How many lines in the records below contain the word "America"? Reply with the number alone.

Records from a dataset
###

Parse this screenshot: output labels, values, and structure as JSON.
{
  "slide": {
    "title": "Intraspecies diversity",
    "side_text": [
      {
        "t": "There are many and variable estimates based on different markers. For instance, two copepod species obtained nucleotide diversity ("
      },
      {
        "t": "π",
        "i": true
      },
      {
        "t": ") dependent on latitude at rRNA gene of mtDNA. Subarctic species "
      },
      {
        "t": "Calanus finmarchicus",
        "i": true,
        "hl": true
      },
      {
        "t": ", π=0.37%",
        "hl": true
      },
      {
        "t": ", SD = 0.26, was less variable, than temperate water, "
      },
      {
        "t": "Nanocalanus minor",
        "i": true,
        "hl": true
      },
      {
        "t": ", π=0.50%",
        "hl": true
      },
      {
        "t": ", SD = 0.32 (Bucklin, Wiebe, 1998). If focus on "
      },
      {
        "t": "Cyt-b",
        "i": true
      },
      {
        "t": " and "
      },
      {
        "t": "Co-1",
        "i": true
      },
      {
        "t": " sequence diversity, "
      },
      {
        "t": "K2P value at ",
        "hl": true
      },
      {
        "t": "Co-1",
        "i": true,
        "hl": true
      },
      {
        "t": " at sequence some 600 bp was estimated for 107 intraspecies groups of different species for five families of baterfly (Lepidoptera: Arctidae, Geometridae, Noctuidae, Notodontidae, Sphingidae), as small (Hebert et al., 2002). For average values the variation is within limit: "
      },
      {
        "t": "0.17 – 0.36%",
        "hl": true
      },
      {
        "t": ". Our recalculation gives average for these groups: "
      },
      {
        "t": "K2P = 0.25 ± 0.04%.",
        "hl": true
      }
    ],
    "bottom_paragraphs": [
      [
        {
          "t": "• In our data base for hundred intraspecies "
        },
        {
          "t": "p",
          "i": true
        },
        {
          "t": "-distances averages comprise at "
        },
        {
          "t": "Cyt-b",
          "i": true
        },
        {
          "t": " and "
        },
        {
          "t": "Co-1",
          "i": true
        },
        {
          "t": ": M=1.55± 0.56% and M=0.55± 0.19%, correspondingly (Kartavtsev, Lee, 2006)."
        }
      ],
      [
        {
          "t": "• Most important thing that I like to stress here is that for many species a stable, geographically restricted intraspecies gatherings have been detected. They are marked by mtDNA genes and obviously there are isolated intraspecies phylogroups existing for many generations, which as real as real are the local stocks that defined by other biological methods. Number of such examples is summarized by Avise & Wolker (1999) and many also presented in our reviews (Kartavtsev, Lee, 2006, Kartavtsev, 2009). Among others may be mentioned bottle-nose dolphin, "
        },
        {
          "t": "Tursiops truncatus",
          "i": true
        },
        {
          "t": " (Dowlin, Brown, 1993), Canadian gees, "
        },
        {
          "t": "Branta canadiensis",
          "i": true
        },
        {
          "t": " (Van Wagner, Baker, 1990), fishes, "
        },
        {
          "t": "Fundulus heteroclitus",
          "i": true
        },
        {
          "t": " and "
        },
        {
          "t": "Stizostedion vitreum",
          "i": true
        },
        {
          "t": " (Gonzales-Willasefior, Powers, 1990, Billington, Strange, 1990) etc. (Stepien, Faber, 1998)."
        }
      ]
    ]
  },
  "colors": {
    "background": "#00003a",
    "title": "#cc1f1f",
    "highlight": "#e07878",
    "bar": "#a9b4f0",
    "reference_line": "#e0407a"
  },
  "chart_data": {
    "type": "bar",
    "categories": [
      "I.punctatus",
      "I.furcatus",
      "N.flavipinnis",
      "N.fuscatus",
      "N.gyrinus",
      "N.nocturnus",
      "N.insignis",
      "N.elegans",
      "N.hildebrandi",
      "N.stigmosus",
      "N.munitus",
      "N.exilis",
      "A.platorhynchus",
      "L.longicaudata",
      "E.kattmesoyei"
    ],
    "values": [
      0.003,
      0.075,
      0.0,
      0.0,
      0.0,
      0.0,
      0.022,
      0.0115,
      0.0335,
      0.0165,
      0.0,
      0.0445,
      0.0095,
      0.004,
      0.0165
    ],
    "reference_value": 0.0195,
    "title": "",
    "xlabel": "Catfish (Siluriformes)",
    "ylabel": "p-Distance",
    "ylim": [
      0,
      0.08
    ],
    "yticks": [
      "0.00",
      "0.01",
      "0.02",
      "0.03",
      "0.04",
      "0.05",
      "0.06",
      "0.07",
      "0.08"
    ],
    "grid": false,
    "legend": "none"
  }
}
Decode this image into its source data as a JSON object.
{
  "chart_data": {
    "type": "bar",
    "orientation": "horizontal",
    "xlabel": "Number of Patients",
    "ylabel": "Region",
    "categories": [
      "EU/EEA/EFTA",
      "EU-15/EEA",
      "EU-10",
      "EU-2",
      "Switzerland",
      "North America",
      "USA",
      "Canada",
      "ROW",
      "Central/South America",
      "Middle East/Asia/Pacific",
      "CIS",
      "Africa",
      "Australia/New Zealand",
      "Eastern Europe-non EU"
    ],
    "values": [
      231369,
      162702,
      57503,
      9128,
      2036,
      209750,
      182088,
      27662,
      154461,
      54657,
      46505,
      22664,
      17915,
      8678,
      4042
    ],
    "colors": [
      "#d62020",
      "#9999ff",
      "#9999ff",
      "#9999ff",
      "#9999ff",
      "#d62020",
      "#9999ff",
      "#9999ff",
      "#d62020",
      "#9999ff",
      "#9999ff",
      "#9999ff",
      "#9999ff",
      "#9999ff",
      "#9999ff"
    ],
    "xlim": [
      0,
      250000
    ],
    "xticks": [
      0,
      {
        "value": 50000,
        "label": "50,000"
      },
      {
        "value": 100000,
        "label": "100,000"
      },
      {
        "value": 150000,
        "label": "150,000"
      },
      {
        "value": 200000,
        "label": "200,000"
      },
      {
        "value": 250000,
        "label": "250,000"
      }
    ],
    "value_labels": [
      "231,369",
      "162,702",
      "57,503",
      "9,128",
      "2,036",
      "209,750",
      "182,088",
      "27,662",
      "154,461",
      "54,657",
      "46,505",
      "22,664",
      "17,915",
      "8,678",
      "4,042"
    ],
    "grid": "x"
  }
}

###

■ Answer to the exercise
2